======== Extracted entries ========

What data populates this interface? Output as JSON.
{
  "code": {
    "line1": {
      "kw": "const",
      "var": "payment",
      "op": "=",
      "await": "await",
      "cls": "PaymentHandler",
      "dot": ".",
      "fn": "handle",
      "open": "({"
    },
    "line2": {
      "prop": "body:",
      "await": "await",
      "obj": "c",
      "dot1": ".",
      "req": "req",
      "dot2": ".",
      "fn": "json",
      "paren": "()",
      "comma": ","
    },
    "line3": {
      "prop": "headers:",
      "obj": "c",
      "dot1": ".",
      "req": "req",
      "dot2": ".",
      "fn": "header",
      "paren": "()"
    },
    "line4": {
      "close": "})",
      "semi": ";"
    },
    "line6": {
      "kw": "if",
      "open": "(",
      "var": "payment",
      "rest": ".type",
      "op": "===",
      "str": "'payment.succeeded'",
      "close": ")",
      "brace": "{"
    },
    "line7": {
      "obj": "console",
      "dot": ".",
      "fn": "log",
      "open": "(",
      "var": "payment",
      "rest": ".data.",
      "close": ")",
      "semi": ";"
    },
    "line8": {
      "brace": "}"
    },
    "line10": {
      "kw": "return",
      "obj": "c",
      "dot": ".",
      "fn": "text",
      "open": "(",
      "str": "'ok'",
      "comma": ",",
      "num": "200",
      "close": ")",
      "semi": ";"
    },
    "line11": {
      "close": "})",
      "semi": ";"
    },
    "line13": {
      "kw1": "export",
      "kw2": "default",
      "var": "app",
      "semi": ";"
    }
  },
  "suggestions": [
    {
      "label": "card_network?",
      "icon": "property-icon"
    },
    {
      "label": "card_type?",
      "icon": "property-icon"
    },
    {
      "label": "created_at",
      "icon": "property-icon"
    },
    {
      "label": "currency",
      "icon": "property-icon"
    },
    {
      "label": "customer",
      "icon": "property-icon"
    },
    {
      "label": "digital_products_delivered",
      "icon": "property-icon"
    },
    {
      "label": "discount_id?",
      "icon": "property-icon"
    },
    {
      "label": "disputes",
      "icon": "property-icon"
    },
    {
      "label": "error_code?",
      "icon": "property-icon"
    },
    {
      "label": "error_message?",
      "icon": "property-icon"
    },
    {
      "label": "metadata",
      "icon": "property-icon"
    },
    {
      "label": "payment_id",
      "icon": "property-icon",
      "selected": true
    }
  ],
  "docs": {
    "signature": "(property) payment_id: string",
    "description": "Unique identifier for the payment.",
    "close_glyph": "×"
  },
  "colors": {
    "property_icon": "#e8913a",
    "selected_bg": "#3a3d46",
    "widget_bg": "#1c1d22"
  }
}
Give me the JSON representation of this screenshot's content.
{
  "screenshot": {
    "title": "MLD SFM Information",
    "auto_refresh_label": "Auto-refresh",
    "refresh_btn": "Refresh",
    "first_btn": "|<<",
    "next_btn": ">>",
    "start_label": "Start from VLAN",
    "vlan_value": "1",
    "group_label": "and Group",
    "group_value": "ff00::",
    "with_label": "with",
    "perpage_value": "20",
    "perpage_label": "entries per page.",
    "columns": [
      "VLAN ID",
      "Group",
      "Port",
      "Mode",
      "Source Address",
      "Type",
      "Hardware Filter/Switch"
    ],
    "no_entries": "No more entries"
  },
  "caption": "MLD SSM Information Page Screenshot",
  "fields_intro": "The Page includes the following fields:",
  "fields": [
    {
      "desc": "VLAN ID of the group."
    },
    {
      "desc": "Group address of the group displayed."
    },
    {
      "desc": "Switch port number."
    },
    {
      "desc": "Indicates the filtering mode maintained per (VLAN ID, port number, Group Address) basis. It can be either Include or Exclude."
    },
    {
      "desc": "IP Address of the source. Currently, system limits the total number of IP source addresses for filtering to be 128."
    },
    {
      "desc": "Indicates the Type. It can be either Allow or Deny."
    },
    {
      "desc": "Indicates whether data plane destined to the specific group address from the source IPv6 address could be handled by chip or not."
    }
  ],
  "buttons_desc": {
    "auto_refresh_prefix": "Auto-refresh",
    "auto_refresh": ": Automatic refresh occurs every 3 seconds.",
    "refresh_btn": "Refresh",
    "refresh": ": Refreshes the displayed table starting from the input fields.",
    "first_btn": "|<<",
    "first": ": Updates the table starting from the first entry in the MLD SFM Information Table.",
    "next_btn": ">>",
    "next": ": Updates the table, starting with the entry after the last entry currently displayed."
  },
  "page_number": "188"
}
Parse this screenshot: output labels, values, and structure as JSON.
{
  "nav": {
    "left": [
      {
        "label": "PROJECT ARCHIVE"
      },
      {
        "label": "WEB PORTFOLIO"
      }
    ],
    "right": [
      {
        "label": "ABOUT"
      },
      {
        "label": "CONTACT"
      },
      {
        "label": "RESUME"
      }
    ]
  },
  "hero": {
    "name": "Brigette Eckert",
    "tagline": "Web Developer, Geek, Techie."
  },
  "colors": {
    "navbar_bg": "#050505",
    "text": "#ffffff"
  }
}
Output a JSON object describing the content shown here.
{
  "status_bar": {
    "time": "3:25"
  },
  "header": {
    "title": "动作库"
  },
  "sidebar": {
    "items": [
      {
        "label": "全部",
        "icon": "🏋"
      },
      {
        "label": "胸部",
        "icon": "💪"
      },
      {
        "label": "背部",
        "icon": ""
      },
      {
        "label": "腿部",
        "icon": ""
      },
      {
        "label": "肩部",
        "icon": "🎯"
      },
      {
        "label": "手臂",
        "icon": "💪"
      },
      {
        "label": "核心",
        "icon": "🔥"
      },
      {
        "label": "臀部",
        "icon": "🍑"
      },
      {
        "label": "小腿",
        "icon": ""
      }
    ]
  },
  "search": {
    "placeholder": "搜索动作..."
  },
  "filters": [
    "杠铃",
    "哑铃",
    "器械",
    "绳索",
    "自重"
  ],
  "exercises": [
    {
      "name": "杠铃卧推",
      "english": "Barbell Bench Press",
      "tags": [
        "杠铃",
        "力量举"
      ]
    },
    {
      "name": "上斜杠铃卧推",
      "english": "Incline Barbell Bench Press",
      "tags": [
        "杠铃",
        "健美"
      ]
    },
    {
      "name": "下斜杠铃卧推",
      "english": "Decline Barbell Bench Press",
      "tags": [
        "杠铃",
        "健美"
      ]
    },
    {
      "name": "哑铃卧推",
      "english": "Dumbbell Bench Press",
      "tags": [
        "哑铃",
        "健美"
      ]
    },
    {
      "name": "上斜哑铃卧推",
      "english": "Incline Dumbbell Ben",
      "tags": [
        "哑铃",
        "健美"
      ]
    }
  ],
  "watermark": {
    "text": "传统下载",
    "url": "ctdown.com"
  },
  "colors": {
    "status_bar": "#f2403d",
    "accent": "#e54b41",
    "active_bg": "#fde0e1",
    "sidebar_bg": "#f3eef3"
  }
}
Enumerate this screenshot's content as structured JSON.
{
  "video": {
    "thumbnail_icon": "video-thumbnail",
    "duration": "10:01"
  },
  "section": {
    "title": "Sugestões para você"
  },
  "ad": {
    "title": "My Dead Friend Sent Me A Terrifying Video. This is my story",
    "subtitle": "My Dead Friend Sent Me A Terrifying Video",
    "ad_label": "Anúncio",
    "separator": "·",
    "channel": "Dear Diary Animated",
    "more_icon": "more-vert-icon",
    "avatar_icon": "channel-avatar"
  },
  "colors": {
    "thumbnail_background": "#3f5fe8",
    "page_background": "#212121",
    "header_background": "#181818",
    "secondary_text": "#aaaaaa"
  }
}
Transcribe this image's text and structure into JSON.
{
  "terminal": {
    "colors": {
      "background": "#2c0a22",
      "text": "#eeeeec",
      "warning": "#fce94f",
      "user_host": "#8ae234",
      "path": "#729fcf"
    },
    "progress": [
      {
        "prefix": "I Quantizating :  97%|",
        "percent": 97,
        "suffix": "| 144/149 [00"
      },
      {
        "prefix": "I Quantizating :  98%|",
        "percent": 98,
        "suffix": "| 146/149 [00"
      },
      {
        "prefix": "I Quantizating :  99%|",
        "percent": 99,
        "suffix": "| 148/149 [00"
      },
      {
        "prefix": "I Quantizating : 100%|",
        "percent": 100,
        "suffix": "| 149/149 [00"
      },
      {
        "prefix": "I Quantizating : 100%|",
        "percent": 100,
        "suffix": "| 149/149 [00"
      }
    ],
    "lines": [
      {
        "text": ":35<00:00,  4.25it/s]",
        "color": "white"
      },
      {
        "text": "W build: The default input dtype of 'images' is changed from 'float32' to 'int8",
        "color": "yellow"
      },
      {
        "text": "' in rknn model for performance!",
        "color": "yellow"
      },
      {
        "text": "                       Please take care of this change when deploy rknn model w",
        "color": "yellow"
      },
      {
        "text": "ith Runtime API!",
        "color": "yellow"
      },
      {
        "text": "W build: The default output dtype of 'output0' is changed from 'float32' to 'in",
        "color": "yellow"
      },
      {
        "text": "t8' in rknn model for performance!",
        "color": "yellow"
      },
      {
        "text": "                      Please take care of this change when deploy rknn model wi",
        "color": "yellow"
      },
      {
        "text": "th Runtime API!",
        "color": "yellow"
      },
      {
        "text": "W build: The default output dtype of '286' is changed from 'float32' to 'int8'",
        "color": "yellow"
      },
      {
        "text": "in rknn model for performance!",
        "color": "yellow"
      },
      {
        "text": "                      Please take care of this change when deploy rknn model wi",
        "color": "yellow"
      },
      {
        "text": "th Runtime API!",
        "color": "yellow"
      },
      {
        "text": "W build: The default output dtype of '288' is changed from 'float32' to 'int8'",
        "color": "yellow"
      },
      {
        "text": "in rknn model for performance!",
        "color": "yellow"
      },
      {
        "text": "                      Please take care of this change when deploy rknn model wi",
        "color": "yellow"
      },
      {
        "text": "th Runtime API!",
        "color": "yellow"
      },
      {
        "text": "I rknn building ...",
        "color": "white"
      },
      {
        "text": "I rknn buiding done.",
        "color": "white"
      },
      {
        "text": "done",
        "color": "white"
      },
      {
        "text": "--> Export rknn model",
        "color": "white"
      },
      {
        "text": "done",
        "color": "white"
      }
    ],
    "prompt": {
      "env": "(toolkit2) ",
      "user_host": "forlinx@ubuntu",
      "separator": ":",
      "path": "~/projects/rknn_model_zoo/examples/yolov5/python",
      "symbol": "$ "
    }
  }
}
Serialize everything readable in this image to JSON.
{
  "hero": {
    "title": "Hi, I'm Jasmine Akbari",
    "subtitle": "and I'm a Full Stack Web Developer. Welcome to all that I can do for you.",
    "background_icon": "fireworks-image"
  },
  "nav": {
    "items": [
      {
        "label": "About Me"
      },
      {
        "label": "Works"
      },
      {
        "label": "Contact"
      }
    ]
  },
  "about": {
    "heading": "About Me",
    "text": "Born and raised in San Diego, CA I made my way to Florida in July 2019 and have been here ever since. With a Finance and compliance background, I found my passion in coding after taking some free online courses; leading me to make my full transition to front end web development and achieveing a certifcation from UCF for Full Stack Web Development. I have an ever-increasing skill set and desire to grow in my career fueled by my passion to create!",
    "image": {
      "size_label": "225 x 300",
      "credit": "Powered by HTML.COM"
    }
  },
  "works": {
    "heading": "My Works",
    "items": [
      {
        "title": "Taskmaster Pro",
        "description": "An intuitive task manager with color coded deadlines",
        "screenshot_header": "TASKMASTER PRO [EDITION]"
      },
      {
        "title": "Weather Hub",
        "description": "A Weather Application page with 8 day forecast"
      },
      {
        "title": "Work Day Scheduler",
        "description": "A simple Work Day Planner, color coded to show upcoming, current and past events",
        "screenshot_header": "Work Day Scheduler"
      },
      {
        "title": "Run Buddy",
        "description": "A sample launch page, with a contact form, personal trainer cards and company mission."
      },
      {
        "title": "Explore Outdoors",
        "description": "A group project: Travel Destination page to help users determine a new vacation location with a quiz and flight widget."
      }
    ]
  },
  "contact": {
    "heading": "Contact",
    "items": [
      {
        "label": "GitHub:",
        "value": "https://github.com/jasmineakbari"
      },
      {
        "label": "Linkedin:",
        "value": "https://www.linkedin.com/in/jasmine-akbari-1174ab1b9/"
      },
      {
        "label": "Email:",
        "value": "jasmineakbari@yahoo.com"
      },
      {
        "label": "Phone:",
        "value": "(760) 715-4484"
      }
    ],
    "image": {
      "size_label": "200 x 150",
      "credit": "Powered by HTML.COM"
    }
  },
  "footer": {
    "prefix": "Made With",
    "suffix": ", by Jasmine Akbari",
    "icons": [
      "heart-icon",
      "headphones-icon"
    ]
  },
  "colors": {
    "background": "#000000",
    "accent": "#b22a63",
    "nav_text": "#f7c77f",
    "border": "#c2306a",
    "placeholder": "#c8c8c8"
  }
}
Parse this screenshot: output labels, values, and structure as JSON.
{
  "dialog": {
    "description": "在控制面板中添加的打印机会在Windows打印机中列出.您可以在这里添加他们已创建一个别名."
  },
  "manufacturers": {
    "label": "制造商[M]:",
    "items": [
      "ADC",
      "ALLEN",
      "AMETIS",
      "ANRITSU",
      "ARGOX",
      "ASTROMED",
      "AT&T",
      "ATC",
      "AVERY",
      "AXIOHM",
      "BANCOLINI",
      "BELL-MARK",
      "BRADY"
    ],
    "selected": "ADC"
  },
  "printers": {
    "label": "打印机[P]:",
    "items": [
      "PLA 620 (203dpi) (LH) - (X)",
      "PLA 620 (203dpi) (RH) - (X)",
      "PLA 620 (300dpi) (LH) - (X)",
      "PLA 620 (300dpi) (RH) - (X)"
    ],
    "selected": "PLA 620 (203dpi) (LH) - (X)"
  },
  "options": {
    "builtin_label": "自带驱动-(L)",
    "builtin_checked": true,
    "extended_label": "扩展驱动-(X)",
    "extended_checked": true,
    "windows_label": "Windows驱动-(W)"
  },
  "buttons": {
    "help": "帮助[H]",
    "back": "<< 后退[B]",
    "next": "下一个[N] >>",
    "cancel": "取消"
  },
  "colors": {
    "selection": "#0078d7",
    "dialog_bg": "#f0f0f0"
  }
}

========

## Task instructions
Check each line above for the string "default" and show the ones that have it.

## Result of this task
      "kw2": "default",
        "text": "W build: The default input dtype of 'images' is changed from 'float32' to 'int8",
        "text": "W build: The default output dtype of 'output0' is changed from 'float32' to 'in",
        "text": "W build: The default output dtype of '286' is changed from 'float32' to 'int8'",
        "text": "W build: The default output dtype of '288' is changed from 'float32' to 'int8'",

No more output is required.